§ WRITTEN TASK: Select and reproduce each line of the listing below that bears the string "depreciación".

§ EXERCISE MATERIAL:
<<<<
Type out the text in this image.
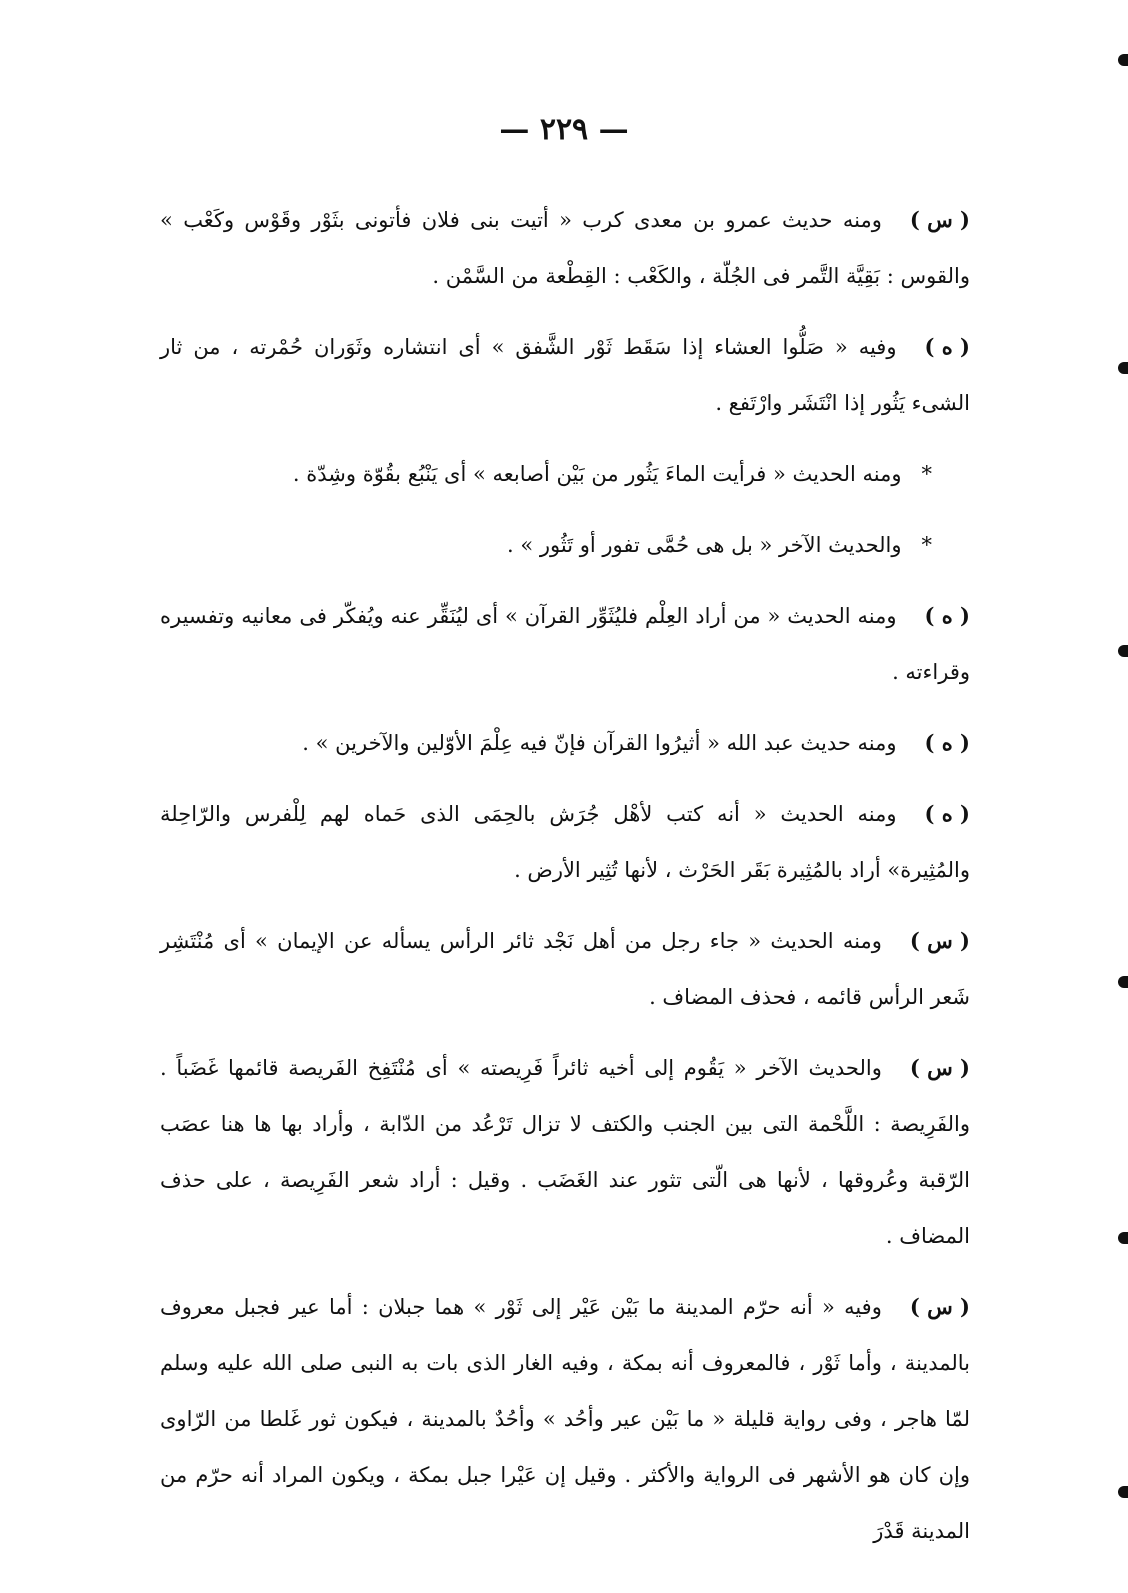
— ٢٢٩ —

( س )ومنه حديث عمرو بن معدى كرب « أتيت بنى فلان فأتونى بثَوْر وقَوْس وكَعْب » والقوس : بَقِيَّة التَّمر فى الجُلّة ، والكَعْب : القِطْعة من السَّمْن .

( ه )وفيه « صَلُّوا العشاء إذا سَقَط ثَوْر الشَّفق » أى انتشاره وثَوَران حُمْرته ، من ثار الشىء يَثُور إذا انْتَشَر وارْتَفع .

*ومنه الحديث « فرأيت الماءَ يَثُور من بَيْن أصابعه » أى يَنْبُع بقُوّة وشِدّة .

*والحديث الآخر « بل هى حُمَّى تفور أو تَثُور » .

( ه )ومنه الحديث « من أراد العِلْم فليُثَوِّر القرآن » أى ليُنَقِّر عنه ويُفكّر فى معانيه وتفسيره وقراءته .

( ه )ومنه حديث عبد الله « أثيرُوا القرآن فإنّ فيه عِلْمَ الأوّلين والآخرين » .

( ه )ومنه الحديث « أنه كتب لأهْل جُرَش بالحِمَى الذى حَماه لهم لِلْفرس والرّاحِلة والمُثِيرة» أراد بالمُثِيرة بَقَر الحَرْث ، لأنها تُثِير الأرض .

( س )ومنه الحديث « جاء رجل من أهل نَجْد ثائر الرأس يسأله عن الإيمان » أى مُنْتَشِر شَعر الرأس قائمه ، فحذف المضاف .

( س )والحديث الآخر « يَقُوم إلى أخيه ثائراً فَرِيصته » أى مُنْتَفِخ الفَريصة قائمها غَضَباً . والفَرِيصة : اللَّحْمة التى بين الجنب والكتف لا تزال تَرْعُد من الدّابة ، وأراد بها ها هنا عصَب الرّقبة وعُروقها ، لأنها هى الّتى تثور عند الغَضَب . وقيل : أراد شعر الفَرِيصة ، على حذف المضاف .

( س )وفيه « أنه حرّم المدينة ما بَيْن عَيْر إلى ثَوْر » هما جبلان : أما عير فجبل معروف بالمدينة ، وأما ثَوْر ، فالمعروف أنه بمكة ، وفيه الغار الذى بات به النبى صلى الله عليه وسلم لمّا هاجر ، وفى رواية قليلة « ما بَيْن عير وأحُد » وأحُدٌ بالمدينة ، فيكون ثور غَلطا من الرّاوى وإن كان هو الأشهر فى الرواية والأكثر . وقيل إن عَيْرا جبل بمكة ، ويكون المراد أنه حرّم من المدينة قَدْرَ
>>>>
<<<<
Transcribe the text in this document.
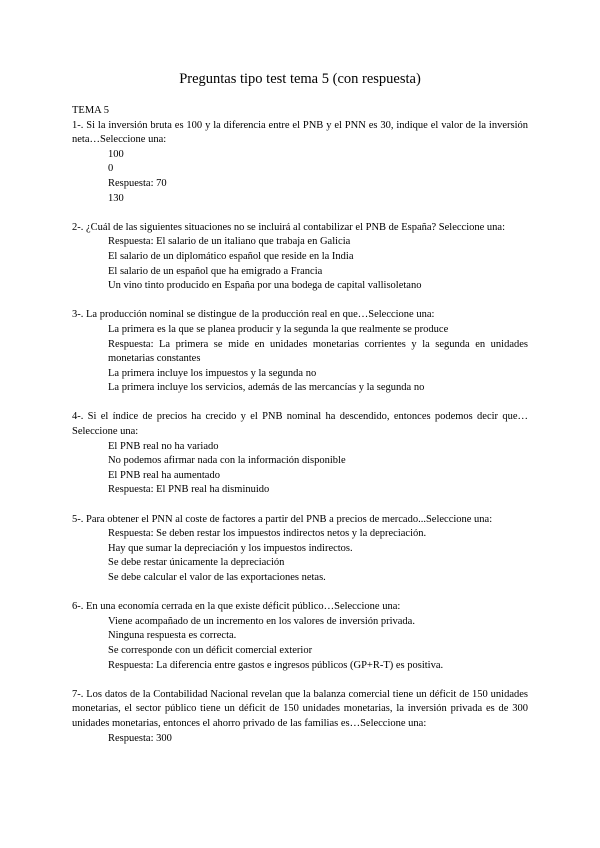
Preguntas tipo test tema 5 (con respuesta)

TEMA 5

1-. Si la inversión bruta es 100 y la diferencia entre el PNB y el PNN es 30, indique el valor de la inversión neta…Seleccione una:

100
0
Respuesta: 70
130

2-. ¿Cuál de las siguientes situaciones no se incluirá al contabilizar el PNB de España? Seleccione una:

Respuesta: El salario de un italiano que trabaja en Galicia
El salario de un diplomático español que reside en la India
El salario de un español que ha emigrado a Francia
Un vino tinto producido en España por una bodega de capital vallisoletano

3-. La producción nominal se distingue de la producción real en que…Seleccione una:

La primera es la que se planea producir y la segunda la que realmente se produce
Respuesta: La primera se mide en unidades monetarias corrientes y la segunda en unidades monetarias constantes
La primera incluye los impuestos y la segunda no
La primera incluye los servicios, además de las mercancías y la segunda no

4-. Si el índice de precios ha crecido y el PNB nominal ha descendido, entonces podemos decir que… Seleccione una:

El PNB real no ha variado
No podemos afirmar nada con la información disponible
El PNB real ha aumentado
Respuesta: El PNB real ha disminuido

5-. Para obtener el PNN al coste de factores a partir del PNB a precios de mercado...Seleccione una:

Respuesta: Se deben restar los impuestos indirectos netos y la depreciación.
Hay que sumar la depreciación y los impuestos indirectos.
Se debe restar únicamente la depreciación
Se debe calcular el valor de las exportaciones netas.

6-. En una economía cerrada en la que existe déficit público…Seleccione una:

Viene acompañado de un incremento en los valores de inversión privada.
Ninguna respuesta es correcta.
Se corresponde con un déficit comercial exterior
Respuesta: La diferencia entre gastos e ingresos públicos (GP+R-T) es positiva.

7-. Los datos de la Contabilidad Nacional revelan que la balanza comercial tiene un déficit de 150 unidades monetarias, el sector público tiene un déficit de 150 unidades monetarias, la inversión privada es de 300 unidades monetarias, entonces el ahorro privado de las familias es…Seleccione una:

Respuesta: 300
>>>>
§ SOLUTION FOR THIS EXERCISE:
Respuesta: Se deben restar los impuestos indirectos netos y la depreciación.
Hay que sumar la depreciación y los impuestos indirectos.
Se debe restar únicamente la depreciación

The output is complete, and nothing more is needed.